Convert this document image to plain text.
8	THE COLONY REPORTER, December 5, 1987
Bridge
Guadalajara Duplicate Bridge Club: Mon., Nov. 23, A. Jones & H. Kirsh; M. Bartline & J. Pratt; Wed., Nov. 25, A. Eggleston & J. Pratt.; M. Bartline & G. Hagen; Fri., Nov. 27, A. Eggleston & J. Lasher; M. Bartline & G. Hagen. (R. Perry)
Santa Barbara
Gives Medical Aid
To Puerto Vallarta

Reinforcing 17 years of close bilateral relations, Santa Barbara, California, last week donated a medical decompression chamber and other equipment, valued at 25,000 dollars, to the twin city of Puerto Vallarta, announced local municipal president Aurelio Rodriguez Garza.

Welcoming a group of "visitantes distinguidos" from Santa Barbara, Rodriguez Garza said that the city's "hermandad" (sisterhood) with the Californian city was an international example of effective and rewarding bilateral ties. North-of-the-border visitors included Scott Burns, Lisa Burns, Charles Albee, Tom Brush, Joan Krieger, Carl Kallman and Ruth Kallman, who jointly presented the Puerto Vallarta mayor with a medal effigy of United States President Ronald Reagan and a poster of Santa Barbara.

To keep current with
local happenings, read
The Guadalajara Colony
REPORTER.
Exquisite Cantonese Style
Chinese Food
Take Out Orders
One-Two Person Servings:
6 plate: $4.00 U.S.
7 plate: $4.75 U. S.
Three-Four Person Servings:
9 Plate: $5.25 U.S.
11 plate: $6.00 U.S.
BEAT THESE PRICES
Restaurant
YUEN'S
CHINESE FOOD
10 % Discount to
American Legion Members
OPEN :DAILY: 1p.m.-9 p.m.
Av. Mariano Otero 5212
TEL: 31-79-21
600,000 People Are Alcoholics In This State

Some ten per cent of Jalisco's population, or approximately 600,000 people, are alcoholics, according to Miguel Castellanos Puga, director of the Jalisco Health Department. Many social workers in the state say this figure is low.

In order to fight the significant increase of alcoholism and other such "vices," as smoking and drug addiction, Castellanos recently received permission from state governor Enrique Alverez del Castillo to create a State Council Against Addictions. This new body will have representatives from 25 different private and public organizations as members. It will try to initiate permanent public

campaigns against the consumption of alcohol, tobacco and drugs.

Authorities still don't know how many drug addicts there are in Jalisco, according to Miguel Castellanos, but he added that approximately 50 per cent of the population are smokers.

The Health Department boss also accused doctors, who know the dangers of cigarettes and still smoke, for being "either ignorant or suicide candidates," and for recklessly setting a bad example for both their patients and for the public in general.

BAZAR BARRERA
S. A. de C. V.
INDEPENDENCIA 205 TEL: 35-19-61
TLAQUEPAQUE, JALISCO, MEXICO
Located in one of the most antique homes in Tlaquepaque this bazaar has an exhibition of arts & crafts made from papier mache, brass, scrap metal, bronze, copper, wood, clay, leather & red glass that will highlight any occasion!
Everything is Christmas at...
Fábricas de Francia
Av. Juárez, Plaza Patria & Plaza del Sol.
◆ ◆ ◆ ◆ ◆
Problem details - Find each line in the listing above that contains "example", and copy that line.

Answer section -
Welcoming a group of "visitantes distinguidos" from Santa Barbara, Rodriguez Garza said that the city's "hermandad" (sisterhood) with the Californian city was an international example of effective and rewarding bilateral ties. North-of-the-border visitors included Scott Burns, Lisa Burns, Charles Albee, Tom Brush, Joan Krieger, Carl Kallman and Ruth Kallman, who jointly presented the Puerto Vallarta mayor with a medal effigy of United States President Ronald Reagan and a poster of Santa Barbara.
The Health Department boss also accused doctors, who know the dangers of cigarettes and still smoke, for being "either ignorant or suicide candidates," and for recklessly setting a bad example for both their patients and for the public in general.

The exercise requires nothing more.